Task → Pull out all lines from the listing below in which the word "this" appears.

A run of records
_ _ _ _ _ _ _

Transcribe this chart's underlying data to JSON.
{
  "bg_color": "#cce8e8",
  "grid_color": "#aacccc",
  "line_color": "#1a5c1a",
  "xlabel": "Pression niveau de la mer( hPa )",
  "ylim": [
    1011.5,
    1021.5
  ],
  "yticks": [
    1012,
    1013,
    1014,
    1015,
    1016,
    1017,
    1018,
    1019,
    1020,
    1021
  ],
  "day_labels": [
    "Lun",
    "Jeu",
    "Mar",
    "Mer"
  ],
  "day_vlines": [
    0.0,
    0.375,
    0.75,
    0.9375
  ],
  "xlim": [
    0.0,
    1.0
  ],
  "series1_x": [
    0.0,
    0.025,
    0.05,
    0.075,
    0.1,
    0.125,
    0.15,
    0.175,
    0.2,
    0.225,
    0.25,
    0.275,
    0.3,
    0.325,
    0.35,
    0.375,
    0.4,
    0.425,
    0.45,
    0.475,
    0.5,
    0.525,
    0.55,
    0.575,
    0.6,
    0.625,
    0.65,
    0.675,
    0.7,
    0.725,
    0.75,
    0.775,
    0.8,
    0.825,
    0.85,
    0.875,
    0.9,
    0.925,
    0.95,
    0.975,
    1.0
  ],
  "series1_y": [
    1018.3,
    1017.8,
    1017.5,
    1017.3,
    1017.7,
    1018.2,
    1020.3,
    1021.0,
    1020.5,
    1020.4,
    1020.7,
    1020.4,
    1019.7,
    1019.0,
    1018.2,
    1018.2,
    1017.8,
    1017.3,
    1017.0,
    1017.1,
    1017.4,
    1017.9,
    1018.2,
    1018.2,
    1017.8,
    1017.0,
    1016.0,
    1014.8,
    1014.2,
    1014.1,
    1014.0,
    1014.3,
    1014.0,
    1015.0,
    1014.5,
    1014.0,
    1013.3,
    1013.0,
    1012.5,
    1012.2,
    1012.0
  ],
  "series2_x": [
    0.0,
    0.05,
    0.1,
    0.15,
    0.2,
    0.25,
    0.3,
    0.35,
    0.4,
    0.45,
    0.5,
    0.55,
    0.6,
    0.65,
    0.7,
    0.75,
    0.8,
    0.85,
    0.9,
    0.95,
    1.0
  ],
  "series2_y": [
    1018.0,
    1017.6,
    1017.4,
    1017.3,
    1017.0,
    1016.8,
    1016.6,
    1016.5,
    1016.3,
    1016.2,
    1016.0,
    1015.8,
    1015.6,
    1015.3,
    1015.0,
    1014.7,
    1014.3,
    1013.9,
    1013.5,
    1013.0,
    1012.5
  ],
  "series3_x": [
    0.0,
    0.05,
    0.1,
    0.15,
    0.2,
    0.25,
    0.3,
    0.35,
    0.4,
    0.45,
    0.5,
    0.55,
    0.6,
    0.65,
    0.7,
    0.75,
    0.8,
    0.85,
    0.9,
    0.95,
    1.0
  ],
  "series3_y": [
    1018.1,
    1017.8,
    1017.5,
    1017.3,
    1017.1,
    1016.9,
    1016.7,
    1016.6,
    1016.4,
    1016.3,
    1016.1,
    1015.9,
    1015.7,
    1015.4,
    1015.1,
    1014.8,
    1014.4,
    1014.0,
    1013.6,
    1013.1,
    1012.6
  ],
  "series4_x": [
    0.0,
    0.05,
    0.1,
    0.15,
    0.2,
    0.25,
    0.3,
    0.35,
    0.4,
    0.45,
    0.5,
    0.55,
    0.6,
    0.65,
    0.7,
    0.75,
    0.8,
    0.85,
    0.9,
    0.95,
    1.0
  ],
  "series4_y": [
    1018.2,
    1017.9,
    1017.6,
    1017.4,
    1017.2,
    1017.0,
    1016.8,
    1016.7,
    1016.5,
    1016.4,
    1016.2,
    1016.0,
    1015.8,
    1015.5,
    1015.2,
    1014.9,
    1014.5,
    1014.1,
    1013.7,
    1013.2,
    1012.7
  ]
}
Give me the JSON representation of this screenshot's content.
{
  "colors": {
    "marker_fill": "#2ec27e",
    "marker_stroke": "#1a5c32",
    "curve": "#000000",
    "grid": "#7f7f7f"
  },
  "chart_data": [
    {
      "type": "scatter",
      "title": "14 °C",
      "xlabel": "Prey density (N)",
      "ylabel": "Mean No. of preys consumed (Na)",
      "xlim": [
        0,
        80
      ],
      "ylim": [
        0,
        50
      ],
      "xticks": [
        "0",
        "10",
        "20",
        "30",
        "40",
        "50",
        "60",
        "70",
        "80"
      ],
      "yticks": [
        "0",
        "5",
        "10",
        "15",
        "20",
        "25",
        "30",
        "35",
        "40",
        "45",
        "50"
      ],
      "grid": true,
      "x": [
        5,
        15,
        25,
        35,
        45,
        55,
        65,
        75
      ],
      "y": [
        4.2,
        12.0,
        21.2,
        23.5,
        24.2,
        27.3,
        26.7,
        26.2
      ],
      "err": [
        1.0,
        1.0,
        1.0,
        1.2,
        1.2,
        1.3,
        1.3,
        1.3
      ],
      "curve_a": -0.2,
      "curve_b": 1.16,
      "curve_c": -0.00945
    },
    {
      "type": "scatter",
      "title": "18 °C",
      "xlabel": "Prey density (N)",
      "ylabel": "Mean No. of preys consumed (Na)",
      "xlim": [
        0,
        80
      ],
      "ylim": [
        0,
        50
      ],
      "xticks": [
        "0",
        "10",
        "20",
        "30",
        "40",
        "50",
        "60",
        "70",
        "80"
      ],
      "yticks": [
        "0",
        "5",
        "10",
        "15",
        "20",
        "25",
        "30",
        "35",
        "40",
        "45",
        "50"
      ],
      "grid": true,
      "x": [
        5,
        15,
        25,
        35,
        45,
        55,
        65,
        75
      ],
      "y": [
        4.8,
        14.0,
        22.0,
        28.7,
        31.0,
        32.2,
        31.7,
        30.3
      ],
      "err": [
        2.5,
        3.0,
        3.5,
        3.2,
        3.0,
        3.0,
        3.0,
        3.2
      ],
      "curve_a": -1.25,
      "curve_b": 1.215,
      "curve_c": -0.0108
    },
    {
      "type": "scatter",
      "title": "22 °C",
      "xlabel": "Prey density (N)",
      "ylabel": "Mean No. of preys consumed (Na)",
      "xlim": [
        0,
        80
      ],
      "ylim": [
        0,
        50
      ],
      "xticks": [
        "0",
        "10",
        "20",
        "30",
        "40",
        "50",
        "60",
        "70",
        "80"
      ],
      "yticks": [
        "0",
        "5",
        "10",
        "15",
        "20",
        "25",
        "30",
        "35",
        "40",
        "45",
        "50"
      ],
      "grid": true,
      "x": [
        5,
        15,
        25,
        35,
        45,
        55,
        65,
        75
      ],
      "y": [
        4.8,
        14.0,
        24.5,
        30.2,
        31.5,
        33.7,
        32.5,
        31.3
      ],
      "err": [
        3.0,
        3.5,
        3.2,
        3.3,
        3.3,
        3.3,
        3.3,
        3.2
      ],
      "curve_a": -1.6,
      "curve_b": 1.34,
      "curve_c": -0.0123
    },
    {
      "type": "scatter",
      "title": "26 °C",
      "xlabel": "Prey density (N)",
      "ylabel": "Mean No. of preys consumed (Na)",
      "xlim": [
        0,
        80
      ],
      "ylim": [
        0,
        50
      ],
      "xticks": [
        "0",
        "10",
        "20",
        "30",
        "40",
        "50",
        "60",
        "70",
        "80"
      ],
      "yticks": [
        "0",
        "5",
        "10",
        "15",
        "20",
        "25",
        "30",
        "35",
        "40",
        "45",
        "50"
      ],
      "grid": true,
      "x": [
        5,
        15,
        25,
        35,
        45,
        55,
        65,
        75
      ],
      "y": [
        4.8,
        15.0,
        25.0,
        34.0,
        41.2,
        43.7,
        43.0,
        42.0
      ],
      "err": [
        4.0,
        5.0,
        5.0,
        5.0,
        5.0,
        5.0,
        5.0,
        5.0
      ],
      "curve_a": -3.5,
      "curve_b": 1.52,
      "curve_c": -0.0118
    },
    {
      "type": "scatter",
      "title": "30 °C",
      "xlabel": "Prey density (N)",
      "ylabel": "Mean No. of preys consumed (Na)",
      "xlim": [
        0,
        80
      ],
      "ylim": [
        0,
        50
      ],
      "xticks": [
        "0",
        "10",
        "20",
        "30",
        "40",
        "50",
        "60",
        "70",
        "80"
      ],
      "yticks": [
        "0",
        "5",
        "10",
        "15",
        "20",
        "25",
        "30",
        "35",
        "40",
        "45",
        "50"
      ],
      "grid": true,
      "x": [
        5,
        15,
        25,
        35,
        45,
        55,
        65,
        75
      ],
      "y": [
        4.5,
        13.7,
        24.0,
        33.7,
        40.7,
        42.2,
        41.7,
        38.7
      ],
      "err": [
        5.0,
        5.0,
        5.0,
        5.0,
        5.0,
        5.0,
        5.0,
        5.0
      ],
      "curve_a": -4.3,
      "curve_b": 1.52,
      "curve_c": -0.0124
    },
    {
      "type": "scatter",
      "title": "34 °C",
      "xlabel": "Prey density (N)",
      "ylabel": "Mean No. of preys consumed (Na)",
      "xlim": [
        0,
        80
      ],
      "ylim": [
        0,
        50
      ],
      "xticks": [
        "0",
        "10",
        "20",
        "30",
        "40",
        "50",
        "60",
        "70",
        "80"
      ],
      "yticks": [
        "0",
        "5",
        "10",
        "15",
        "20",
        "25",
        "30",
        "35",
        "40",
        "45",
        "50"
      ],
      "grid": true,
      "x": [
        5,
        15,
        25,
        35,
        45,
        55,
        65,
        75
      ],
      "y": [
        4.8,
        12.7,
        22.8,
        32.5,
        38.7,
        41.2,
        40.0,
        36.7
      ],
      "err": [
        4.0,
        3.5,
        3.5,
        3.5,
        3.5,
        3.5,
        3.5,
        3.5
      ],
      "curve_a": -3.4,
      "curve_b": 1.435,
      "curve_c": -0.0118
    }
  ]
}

_ _ _ _ _ _ _

Task result →
Transcribe this chart's underlying data to JSON.
Give me the JSON representation of this screenshot's content.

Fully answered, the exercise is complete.